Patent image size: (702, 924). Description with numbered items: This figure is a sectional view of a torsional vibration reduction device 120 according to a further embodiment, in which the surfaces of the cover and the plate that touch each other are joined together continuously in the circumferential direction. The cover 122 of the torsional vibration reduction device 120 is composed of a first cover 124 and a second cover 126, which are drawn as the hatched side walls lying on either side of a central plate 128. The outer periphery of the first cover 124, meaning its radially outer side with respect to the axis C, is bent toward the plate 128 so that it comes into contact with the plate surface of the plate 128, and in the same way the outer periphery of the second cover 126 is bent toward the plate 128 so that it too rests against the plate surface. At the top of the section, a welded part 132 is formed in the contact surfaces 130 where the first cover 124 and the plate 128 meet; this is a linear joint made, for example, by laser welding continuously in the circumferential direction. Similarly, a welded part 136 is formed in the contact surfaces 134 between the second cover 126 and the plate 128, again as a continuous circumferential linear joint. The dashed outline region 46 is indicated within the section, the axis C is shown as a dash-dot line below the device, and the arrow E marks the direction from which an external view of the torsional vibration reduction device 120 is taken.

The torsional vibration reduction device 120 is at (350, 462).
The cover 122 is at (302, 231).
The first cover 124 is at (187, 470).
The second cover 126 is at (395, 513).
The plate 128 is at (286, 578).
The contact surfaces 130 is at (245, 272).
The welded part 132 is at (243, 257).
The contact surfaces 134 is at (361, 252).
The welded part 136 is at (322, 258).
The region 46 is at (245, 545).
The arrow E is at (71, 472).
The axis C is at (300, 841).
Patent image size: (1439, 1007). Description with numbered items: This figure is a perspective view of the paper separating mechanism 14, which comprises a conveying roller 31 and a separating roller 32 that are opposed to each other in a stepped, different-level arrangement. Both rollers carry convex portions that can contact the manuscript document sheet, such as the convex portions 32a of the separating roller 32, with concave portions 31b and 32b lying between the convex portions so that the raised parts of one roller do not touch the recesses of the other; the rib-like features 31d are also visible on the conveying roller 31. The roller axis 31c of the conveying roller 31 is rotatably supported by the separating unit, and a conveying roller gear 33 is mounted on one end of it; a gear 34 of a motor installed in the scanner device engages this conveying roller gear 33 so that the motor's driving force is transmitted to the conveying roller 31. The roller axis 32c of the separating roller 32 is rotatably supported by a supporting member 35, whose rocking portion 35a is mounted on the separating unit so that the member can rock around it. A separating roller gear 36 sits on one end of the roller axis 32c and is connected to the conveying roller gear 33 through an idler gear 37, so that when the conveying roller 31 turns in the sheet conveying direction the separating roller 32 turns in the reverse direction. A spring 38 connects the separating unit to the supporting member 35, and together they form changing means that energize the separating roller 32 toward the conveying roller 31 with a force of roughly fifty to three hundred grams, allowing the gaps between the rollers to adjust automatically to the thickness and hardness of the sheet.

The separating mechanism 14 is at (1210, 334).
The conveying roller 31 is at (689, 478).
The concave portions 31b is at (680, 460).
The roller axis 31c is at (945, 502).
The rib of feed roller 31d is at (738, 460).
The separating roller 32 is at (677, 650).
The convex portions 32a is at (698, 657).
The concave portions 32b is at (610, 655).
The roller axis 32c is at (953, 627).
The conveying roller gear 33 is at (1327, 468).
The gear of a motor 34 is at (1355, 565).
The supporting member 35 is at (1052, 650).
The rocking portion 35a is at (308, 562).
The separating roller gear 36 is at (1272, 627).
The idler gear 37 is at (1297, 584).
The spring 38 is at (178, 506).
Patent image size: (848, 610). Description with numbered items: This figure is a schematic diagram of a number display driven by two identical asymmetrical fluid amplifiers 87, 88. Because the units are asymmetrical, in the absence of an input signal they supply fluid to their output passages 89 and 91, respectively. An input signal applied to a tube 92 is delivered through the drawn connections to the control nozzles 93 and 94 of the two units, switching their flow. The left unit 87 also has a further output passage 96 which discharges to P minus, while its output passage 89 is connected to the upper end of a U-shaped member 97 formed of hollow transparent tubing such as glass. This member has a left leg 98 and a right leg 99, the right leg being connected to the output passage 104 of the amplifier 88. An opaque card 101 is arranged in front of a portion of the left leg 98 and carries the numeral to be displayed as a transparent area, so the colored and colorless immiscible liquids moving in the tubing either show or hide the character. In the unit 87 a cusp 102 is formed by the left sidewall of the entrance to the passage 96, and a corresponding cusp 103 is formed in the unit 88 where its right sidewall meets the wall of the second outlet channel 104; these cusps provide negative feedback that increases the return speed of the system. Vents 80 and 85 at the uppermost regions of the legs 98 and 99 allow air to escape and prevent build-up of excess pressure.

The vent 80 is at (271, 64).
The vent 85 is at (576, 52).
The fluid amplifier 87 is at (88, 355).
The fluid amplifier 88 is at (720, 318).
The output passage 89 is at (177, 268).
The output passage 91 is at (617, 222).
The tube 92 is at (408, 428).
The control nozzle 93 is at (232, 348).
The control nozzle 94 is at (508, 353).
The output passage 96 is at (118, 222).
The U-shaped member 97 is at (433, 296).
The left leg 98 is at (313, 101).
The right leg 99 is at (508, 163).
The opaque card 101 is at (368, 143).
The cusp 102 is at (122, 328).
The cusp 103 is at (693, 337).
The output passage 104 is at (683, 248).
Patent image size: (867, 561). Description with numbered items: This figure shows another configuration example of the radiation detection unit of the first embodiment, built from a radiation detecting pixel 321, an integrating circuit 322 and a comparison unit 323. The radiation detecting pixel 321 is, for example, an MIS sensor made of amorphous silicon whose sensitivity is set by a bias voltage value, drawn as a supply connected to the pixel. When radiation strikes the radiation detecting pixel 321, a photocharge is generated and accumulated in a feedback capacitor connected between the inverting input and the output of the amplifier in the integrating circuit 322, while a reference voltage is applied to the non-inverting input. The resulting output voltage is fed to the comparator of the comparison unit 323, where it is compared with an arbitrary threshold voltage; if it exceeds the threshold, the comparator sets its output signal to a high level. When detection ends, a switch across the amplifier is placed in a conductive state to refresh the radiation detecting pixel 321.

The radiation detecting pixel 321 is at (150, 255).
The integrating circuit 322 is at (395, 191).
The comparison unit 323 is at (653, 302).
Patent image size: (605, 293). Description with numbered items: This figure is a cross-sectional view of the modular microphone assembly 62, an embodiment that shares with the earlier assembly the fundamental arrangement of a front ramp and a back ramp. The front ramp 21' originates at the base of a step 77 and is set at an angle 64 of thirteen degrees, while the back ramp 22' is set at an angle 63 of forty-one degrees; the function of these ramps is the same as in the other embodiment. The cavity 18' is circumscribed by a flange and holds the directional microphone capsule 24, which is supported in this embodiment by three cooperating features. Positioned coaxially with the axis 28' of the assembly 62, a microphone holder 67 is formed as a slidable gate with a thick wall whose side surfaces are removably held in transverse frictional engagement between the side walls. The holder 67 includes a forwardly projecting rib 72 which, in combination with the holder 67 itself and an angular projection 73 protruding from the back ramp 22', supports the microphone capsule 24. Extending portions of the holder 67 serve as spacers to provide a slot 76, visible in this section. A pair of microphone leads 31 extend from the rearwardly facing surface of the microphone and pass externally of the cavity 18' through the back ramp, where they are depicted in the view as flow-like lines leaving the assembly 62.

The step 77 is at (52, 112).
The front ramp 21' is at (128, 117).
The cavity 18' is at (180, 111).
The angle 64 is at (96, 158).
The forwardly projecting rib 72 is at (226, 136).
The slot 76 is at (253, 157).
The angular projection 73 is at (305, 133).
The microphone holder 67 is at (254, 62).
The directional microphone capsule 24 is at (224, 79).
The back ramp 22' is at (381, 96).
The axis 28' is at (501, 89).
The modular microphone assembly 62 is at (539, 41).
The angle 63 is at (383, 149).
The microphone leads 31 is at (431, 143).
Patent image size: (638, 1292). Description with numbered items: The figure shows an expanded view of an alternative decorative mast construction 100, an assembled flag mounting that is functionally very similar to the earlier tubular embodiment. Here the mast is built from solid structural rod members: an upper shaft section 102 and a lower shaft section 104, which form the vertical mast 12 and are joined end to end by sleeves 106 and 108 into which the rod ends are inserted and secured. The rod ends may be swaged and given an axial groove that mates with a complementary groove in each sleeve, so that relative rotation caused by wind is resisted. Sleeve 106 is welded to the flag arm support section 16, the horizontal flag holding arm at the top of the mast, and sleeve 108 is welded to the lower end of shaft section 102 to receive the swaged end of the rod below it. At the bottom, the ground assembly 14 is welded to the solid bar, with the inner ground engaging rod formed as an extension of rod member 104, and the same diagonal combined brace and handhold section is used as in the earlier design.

※ ※ ※

Exercise directions -
Copy out the material from the line with "Patent image size: (867, 561)." to the line with "The comparison unit 323 is at (653, 302).", word for word.

Correct response -
Patent image size: (867, 561). Description with numbered items: This figure shows another configuration example of the radiation detection unit of the first embodiment, built from a radiation detecting pixel 321, an integrating circuit 322 and a comparison unit 323. The radiation detecting pixel 321 is, for example, an MIS sensor made of amorphous silicon whose sensitivity is set by a bias voltage value, drawn as a supply connected to the pixel. When radiation strikes the radiation detecting pixel 321, a photocharge is generated and accumulated in a feedback capacitor connected between the inverting input and the output of the amplifier in the integrating circuit 322, while a reference voltage is applied to the non-inverting input. The resulting output voltage is fed to the comparator of the comparison unit 323, where it is compared with an arbitrary threshold voltage; if it exceeds the threshold, the comparator sets its output signal to a high level. When detection ends, a switch across the amplifier is placed in a conductive state to refresh the radiation detecting pixel 321.

The radiation detecting pixel 321 is at (150, 255).
The integrating circuit 322 is at (395, 191).
The comparison unit 323 is at (653, 302).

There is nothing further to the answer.